PROVIDED TEXT:
%%
Samaññaphala Sutta, Dīgha Nikāya 2.13*
Musāvāda (false speech) is lying or wrong speech. It is saying something
untrue with intent to deceive, and this includes much more than what we
normally think of as lying. It is also about all those times when we try to
twist the truth slightly – exaggerating a story to make it more interesting,
pretending we’re fine when we’re not (you’ve just seen me stub my toe;
you know it hurts; so why do I say I’m fine when you ask if I’m OK?), saying
something we don’t quite believe because it’s expected of us or to please
someone, making a promise we’re not sure we’ll keep … as well as the
harder to catch aspects: the times when we’re really convinced we’re
right, the times when we’re holding a ‘view’, which however much it may
appear to coincide with reality, lacks truth because it comes from
attachment. At such times if we were more mindful, we might notice our
agitation or anger when someone disagrees with us.
%%
ACTIVITY 1:
In one to three sentences, explain why the passage on false speech says a held "view" can lack truth even when it seems to match reality.
ACTIVITY 2:
According to the passage on false speech, what might we notice if we were more mindful when we are convinced we are right?
ACTIVITY 3:
Extend the passage on false speech, starting after its last sentence.
These lines have no connection to the passage on false speech.

Stored data entries:
%%
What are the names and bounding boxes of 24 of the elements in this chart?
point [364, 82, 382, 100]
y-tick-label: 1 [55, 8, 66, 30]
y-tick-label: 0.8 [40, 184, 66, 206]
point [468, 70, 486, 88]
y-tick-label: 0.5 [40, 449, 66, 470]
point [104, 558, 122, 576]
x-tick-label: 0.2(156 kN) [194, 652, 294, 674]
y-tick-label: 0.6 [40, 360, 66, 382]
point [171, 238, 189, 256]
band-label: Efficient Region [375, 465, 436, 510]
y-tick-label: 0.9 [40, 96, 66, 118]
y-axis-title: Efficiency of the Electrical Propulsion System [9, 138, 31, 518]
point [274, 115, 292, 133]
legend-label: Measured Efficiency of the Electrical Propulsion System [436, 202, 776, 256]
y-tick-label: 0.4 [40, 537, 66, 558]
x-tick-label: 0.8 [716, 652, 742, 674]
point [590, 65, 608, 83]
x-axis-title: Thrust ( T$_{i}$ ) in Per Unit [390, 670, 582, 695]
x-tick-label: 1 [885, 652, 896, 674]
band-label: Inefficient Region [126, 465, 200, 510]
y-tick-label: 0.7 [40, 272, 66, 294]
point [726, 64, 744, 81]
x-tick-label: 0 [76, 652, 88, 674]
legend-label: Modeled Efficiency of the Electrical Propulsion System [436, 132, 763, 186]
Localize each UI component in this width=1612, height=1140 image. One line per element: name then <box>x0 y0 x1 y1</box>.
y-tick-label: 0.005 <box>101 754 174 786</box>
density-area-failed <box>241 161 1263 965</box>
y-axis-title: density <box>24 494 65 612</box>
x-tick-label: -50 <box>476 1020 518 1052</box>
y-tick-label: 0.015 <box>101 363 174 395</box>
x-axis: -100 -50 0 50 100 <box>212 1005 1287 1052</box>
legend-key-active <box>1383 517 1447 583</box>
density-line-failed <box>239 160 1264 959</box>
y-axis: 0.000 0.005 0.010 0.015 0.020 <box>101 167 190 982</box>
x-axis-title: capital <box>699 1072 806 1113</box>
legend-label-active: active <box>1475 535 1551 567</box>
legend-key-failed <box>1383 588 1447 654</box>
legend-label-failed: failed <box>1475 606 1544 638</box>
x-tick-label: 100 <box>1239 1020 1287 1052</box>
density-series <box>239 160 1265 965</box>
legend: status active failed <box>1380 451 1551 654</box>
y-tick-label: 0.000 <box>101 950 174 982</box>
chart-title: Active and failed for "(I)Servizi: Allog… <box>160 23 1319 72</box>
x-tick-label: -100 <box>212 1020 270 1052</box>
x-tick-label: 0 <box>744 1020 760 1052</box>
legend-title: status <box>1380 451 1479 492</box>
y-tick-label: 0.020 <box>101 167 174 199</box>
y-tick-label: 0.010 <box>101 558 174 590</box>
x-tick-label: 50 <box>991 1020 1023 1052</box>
%%
ANSWER SPACE 1:
A view held this way lacks truth because it comes from attachment. Its apparent agreement with reality does not change that source.

ANSWER SPACE 2:
We might notice our agitation or anger when someone disagrees with us.

ANSWER SPACE 3:
Why do we deviate from the truth like this? Fear? Wanting to please?
Wishful thinking? …? It is interesting and fruitful to investigate with
mindfulness our own feelings and thoughts when we catch ourselves in
slight dishonesties of this kind. They may seem trivial, yet they point to
deep untruths within us, to our fundamental ignorance, which will only
completely disappear with nibbāna. Which must be why the Buddha told
his son,
“So too, Rāhula, when one is not ashamed to tell a deliberate lie,
there is no evil, I say, that one would not do. Therefore, Rāhula,
you should train thus: ‘I will not utter a falsehood even as a joke.’”
Ambalaṭṭhikārāhulovāda Sutta, Majjhima Nikāya 61.7†
In our practice of Dhamma, we use various methods to try to chip away
at our fundamental ignorance. Practising right speech can make its own
contribution, making aspects of our ignorance more easily visible to us

* Trans. Maurice Walshe.


† Trans. Bhikkhu Ñāṇamoli and Bhikkhu Bodhi.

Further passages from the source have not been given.